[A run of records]
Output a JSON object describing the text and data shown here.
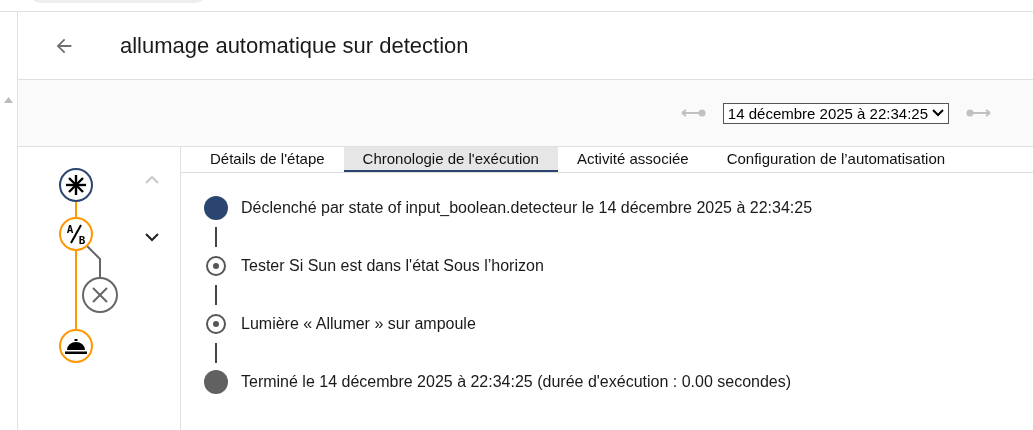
{
  "header": {
    "title": "allumage automatique sur detection"
  },
  "run_picker": {
    "value": "14 décembre 2025 à 22:34:25",
    "previous_disabled": true,
    "next_disabled": true
  },
  "graph": {
    "nodes": [
      {
        "kind": "trigger",
        "executed": true
      },
      {
        "kind": "condition",
        "executed": true,
        "letters": [
          "A",
          "B"
        ]
      },
      {
        "kind": "failed",
        "executed": false
      },
      {
        "kind": "action",
        "executed": true
      }
    ],
    "up_disabled": true,
    "down_disabled": false
  },
  "tabs": [
    {
      "label": "Détails de l'étape",
      "selected": false
    },
    {
      "label": "Chronologie de l'exécution",
      "selected": true
    },
    {
      "label": "Activité associée",
      "selected": false
    },
    {
      "label": "Configuration de l’automatisation",
      "selected": false
    }
  ],
  "timeline": [
    {
      "kind": "start",
      "text": "Déclenché par state of input_boolean.detecteur le 14 décembre 2025 à 22:34:25"
    },
    {
      "kind": "step",
      "text": "Tester Si Sun est dans l'état Sous l’horizon"
    },
    {
      "kind": "step",
      "text": "Lumière « Allumer » sur ampoule"
    },
    {
      "kind": "end",
      "text": "Terminé le 14 décembre 2025 à 22:34:25 (durée d'exécution : 0.00 secondes)"
    }
  ]
}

Task details: Transcribe the records verbatim and omit the images.

Exercise answer:
Output a JSON object describing the text and data shown here.
{
  "header": {
    "title": "allumage automatique sur detection"
  },
  "run_picker": {
    "value": "14 décembre 2025 à 22:34:25",
    "previous_disabled": true,
    "next_disabled": true
  },
  "graph": {
    "nodes": [
      {
        "kind": "trigger",
        "executed": true
      },
      {
        "kind": "condition",
        "executed": true,
        "letters": [
          "A",
          "B"
        ]
      },
      {
        "kind": "failed",
        "executed": false
      },
      {
        "kind": "action",
        "executed": true
      }
    ],
    "up_disabled": true,
    "down_disabled": false
  },
  "tabs": [
    {
      "label": "Détails de l'étape",
      "selected": false
    },
    {
      "label": "Chronologie de l'exécution",
      "selected": true
    },
    {
      "label": "Activité associée",
      "selected": false
    },
    {
      "label": "Configuration de l’automatisation",
      "selected": false
    }
  ],
  "timeline": [
    {
      "kind": "start",
      "text": "Déclenché par state of input_boolean.detecteur le 14 décembre 2025 à 22:34:25"
    },
    {
      "kind": "step",
      "text": "Tester Si Sun est dans l'état Sous l’horizon"
    },
    {
      "kind": "step",
      "text": "Lumière « Allumer » sur ampoule"
    },
    {
      "kind": "end",
      "text": "Terminé le 14 décembre 2025 à 22:34:25 (durée d'exécution : 0.00 secondes)"
    }
  ]
}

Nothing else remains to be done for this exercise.